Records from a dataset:
============

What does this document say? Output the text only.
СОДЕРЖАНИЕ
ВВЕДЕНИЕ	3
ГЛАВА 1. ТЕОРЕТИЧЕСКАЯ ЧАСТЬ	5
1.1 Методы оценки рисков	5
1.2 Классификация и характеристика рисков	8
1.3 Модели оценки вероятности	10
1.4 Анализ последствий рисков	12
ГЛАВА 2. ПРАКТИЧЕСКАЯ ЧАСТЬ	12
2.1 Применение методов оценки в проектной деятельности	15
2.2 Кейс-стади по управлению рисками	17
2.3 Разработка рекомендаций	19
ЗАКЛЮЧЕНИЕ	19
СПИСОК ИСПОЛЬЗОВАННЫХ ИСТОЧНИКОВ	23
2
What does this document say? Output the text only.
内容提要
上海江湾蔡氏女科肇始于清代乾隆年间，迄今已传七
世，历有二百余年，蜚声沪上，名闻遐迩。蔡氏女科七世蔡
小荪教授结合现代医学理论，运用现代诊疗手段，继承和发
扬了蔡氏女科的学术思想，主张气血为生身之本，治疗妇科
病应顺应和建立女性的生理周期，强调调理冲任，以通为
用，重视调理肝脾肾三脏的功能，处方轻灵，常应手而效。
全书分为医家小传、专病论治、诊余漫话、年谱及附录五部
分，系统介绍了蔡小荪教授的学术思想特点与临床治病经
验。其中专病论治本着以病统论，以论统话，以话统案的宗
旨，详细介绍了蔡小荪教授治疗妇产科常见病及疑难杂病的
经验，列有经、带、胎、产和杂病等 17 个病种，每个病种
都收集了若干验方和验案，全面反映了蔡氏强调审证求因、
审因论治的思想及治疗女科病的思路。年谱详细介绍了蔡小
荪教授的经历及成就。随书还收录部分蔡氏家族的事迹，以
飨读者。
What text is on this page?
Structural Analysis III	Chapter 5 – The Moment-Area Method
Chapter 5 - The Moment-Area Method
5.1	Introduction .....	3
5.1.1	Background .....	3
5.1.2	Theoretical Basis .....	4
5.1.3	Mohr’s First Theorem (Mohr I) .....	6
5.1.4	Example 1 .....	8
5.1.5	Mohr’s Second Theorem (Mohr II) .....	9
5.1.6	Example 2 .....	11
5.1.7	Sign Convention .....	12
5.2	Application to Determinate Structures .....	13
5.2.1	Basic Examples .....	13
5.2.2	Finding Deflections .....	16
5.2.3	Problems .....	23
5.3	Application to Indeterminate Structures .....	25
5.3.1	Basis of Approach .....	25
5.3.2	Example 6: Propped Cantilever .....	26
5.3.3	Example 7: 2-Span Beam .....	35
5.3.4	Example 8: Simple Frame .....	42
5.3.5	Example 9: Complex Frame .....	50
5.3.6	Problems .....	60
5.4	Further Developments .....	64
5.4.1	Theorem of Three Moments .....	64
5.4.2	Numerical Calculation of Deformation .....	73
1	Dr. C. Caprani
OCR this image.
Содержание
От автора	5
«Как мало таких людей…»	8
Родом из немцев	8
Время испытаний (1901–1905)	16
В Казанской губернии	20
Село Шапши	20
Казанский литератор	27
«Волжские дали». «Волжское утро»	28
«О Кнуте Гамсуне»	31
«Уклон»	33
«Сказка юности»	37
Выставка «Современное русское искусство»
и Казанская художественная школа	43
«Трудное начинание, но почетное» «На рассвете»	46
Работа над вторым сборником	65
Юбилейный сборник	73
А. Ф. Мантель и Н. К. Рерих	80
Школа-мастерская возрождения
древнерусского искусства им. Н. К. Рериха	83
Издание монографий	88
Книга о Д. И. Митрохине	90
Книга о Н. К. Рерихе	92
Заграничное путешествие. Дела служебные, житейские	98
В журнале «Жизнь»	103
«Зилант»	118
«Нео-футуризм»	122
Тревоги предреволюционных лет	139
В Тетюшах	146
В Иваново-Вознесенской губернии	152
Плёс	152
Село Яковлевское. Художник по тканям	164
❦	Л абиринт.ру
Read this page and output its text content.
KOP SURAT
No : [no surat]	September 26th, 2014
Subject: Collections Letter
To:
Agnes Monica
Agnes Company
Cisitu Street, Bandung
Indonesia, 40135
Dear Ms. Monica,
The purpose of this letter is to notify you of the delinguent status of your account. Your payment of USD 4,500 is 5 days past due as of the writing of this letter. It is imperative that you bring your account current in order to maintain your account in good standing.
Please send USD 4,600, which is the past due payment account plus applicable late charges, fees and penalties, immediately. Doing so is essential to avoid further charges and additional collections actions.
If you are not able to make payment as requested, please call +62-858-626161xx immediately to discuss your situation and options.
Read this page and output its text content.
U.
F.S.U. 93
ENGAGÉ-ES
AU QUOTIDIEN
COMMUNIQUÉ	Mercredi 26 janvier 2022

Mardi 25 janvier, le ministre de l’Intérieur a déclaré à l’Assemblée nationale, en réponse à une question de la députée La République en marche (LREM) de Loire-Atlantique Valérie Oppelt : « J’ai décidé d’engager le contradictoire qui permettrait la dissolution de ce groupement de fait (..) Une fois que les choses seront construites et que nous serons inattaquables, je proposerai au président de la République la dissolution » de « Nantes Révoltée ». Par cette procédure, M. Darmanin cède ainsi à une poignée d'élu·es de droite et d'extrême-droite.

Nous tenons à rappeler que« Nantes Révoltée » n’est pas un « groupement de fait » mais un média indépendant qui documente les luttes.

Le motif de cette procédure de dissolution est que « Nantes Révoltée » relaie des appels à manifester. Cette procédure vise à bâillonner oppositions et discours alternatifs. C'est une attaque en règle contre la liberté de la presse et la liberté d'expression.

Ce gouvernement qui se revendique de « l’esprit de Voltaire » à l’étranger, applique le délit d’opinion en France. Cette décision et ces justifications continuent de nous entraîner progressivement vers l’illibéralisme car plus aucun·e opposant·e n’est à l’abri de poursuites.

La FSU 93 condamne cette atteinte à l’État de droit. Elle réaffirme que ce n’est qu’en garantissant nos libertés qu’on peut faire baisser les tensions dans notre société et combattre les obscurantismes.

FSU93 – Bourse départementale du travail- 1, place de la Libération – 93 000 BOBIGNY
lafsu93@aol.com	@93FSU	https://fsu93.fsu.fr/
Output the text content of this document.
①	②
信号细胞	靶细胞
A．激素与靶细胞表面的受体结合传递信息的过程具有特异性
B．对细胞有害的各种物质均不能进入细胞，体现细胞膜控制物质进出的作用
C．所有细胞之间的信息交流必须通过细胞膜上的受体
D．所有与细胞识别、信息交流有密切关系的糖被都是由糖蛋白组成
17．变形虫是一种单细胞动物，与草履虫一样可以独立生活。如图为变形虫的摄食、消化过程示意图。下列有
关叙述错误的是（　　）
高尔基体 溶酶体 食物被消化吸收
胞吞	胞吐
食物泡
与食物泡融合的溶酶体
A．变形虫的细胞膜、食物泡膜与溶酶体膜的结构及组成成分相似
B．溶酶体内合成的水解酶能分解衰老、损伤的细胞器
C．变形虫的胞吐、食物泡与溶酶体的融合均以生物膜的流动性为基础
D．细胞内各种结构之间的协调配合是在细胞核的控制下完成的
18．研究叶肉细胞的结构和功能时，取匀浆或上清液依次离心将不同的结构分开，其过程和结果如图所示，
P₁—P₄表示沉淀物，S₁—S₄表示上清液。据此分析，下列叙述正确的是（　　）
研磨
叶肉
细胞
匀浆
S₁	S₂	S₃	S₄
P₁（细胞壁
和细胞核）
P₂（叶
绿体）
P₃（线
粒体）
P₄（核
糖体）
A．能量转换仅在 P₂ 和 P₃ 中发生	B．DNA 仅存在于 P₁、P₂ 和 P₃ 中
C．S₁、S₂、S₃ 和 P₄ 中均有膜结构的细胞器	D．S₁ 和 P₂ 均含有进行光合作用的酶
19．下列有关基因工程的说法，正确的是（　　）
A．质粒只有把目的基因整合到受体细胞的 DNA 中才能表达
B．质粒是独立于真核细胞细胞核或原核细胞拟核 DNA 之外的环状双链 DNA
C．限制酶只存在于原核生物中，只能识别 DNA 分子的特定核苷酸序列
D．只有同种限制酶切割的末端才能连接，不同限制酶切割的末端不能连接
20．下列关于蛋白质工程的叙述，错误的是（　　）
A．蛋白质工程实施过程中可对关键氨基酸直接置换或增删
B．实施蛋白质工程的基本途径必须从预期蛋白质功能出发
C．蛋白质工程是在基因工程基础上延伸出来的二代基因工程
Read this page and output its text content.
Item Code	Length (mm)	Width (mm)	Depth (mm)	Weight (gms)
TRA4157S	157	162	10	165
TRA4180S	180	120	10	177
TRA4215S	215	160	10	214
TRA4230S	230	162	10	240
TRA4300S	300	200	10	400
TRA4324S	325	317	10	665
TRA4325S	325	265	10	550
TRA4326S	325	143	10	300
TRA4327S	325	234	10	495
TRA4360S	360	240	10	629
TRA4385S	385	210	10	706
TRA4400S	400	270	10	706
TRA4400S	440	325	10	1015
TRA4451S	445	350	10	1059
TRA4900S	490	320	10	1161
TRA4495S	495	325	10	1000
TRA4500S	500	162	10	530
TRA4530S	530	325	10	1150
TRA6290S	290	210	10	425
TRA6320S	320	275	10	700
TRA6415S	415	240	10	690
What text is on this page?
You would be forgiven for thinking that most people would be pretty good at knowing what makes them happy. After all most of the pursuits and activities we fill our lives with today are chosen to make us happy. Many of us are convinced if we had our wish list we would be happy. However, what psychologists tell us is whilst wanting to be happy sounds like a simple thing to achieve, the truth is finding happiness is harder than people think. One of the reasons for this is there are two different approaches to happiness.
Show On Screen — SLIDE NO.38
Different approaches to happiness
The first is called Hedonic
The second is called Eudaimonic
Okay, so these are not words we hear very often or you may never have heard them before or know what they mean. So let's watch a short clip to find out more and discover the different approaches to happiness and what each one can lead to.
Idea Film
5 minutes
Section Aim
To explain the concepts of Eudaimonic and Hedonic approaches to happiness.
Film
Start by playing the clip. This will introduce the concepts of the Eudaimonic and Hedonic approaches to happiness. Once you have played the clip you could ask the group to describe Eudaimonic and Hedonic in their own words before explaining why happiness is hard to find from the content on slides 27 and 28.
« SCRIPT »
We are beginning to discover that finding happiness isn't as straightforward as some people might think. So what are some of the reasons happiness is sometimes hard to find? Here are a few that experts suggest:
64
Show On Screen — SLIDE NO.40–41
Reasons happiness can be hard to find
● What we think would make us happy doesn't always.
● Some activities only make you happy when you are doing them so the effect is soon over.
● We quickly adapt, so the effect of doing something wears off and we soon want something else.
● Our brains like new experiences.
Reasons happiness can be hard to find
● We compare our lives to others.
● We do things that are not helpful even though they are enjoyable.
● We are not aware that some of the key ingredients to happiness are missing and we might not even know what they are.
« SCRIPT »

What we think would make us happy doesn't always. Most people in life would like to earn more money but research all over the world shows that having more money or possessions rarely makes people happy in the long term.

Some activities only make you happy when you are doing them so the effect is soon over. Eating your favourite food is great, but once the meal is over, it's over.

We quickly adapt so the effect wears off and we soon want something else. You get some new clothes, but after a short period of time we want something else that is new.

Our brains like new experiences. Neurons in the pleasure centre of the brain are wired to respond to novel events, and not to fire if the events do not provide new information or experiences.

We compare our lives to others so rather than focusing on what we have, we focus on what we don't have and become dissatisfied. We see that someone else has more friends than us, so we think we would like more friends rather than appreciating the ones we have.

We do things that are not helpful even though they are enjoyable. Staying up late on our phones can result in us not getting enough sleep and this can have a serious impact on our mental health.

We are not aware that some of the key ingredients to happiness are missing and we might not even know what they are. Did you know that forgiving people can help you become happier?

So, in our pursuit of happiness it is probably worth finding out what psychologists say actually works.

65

============

## [Aim]
Report how many lines in the listing above include the word "others". Give nothing but the number.

## [Result]
2